### What to produce
Below are records. Copy every line with "people" in it.

### Records
☆ ☆ ☆ ☆
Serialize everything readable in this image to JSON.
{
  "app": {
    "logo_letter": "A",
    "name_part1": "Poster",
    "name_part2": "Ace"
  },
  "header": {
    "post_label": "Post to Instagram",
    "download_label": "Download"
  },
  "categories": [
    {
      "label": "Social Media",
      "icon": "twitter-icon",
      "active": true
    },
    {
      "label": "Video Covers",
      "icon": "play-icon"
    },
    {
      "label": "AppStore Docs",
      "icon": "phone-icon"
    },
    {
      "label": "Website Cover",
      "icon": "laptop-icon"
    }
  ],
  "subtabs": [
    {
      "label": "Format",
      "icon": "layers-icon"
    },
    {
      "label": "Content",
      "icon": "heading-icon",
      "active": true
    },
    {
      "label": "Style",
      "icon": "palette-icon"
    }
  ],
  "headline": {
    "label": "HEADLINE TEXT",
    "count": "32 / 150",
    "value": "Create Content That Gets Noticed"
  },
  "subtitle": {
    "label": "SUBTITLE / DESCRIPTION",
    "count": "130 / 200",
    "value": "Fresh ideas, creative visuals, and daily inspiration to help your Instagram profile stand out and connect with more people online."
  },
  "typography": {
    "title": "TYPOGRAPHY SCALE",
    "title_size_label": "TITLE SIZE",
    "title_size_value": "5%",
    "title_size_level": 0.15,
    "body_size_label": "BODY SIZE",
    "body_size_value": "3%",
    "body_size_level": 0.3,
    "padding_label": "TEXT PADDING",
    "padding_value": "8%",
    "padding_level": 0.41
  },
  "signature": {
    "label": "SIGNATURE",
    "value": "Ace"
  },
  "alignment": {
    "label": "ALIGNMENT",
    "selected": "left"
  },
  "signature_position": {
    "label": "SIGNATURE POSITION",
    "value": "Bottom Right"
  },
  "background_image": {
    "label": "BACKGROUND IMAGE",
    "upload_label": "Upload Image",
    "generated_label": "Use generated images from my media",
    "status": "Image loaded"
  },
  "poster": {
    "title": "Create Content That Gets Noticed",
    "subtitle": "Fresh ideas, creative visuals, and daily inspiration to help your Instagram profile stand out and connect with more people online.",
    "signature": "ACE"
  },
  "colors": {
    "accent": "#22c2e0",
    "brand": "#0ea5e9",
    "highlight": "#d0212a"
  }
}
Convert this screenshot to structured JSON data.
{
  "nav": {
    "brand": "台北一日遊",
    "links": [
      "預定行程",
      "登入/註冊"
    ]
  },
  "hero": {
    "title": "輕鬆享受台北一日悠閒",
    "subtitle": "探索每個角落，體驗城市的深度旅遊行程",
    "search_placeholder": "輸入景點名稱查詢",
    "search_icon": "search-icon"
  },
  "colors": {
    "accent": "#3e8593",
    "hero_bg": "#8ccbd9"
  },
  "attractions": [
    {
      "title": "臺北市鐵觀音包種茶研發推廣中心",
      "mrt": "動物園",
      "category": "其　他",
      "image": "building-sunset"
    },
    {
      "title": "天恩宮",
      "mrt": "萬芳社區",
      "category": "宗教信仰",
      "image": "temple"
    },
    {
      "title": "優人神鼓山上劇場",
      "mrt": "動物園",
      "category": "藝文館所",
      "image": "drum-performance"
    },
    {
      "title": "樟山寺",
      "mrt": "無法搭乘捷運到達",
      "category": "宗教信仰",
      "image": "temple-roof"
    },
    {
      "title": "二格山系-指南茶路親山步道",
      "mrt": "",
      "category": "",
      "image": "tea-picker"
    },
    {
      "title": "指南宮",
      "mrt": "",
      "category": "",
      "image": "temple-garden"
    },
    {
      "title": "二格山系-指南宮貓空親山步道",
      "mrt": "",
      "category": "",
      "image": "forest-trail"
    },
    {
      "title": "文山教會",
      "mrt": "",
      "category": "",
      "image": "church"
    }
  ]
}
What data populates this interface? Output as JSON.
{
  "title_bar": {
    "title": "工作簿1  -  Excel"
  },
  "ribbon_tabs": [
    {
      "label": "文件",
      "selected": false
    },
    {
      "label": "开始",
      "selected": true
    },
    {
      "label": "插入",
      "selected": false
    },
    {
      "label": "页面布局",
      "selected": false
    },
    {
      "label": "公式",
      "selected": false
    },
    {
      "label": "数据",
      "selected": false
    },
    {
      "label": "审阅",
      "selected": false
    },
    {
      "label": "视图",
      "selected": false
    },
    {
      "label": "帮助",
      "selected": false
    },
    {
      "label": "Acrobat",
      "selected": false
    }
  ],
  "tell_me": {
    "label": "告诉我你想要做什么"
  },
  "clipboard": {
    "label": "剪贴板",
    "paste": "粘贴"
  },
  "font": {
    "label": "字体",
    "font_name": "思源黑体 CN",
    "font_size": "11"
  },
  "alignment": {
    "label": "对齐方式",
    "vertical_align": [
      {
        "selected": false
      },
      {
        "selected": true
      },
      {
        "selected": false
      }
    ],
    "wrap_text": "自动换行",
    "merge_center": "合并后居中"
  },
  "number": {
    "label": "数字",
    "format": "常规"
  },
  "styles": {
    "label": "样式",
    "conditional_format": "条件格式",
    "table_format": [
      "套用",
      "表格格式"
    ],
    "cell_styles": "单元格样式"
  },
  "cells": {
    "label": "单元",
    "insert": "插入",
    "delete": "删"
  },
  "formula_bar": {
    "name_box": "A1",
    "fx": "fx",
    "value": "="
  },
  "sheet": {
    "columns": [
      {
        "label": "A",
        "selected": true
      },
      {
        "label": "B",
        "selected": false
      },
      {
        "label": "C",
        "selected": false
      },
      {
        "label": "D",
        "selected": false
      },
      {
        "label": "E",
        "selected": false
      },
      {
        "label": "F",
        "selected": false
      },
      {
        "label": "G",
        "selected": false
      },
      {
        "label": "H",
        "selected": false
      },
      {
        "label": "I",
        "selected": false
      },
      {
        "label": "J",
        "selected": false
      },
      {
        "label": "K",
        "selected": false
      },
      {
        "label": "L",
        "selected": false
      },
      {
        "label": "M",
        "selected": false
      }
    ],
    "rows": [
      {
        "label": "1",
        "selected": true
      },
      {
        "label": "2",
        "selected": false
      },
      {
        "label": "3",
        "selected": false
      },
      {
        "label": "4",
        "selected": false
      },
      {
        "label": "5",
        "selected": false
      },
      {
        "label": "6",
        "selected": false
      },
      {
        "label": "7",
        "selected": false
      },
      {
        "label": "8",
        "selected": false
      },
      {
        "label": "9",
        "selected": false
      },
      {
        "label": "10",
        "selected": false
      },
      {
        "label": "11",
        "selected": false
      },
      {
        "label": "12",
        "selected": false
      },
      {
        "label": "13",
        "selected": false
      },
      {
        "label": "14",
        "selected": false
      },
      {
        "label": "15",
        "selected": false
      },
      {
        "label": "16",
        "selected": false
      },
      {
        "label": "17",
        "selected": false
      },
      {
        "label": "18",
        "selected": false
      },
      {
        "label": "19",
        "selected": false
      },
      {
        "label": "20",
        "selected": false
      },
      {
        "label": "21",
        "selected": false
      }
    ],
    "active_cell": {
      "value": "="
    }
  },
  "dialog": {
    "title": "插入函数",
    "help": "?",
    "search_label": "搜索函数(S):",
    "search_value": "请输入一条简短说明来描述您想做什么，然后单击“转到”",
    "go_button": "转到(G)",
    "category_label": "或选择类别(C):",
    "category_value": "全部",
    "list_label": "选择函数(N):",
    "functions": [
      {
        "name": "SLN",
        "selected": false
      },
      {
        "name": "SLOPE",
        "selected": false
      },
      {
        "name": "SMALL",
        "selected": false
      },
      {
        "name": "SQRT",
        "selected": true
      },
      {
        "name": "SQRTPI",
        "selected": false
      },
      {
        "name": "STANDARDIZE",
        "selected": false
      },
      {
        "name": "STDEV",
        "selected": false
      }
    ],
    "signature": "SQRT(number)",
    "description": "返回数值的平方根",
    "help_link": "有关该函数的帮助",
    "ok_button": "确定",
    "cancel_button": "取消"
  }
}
☆ ☆ ☆ ☆
### Solution for this problem
    "value": "Fresh ideas, creative visuals, and daily inspiration to help your Instagram profile stand out and connect with more people online."
    "subtitle": "Fresh ideas, creative visuals, and daily inspiration to help your Instagram profile stand out and connect with more people online.",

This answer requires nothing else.